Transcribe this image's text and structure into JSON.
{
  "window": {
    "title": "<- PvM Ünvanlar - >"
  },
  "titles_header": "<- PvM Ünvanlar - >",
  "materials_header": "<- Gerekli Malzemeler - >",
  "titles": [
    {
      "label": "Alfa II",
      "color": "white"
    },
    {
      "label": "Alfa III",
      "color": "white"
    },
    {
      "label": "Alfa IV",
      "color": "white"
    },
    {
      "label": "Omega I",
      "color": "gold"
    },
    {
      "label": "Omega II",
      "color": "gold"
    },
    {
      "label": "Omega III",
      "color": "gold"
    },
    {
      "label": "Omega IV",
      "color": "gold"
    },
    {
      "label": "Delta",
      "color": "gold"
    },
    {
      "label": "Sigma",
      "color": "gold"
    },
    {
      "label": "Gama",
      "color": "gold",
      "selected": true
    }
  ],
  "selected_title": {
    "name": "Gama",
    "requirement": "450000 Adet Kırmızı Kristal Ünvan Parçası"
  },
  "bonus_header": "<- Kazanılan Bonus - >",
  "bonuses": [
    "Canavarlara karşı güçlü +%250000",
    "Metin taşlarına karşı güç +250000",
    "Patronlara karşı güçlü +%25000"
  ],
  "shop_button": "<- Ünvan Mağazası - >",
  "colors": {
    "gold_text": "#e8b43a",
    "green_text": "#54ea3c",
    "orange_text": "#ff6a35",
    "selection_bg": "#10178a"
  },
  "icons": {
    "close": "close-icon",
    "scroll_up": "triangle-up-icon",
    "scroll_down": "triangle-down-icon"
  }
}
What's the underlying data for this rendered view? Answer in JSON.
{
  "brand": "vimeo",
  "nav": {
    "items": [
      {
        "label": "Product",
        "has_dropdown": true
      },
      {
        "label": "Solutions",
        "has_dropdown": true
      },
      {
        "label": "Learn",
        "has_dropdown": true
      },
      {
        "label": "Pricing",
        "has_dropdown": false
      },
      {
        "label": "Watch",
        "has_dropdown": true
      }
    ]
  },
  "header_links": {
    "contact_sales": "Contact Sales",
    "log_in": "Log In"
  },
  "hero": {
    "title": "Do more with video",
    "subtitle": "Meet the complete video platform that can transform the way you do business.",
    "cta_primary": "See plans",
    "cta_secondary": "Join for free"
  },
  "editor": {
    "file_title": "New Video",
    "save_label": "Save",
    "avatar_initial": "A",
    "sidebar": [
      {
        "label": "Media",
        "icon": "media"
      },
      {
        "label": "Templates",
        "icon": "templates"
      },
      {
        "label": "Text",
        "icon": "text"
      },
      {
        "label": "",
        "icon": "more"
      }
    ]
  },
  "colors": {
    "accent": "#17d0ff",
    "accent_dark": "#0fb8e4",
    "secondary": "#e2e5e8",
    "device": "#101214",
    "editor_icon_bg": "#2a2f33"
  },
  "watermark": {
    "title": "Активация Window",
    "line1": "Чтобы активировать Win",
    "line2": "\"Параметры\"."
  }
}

**Written problem:** Nothing should be changed: write out all of the data as is.

**Solution to the exercise:**
Transcribe this image's text and structure into JSON.
{
  "window": {
    "title": "<- PvM Ünvanlar - >"
  },
  "titles_header": "<- PvM Ünvanlar - >",
  "materials_header": "<- Gerekli Malzemeler - >",
  "titles": [
    {
      "label": "Alfa II",
      "color": "white"
    },
    {
      "label": "Alfa III",
      "color": "white"
    },
    {
      "label": "Alfa IV",
      "color": "white"
    },
    {
      "label": "Omega I",
      "color": "gold"
    },
    {
      "label": "Omega II",
      "color": "gold"
    },
    {
      "label": "Omega III",
      "color": "gold"
    },
    {
      "label": "Omega IV",
      "color": "gold"
    },
    {
      "label": "Delta",
      "color": "gold"
    },
    {
      "label": "Sigma",
      "color": "gold"
    },
    {
      "label": "Gama",
      "color": "gold",
      "selected": true
    }
  ],
  "selected_title": {
    "name": "Gama",
    "requirement": "450000 Adet Kırmızı Kristal Ünvan Parçası"
  },
  "bonus_header": "<- Kazanılan Bonus - >",
  "bonuses": [
    "Canavarlara karşı güçlü +%250000",
    "Metin taşlarına karşı güç +250000",
    "Patronlara karşı güçlü +%25000"
  ],
  "shop_button": "<- Ünvan Mağazası - >",
  "colors": {
    "gold_text": "#e8b43a",
    "green_text": "#54ea3c",
    "orange_text": "#ff6a35",
    "selection_bg": "#10178a"
  },
  "icons": {
    "close": "close-icon",
    "scroll_up": "triangle-up-icon",
    "scroll_down": "triangle-down-icon"
  }
}
What's the underlying data for this rendered view? Answer in JSON.
{
  "brand": "vimeo",
  "nav": {
    "items": [
      {
        "label": "Product",
        "has_dropdown": true
      },
      {
        "label": "Solutions",
        "has_dropdown": true
      },
      {
        "label": "Learn",
        "has_dropdown": true
      },
      {
        "label": "Pricing",
        "has_dropdown": false
      },
      {
        "label": "Watch",
        "has_dropdown": true
      }
    ]
  },
  "header_links": {
    "contact_sales": "Contact Sales",
    "log_in": "Log In"
  },
  "hero": {
    "title": "Do more with video",
    "subtitle": "Meet the complete video platform that can transform the way you do business.",
    "cta_primary": "See plans",
    "cta_secondary": "Join for free"
  },
  "editor": {
    "file_title": "New Video",
    "save_label": "Save",
    "avatar_initial": "A",
    "sidebar": [
      {
        "label": "Media",
        "icon": "media"
      },
      {
        "label": "Templates",
        "icon": "templates"
      },
      {
        "label": "Text",
        "icon": "text"
      },
      {
        "label": "",
        "icon": "more"
      }
    ]
  },
  "colors": {
    "accent": "#17d0ff",
    "accent_dark": "#0fb8e4",
    "secondary": "#e2e5e8",
    "device": "#101214",
    "editor_icon_bg": "#2a2f33"
  },
  "watermark": {
    "title": "Активация Window",
    "line1": "Чтобы активировать Win",
    "line2": "\"Параметры\"."
  }
}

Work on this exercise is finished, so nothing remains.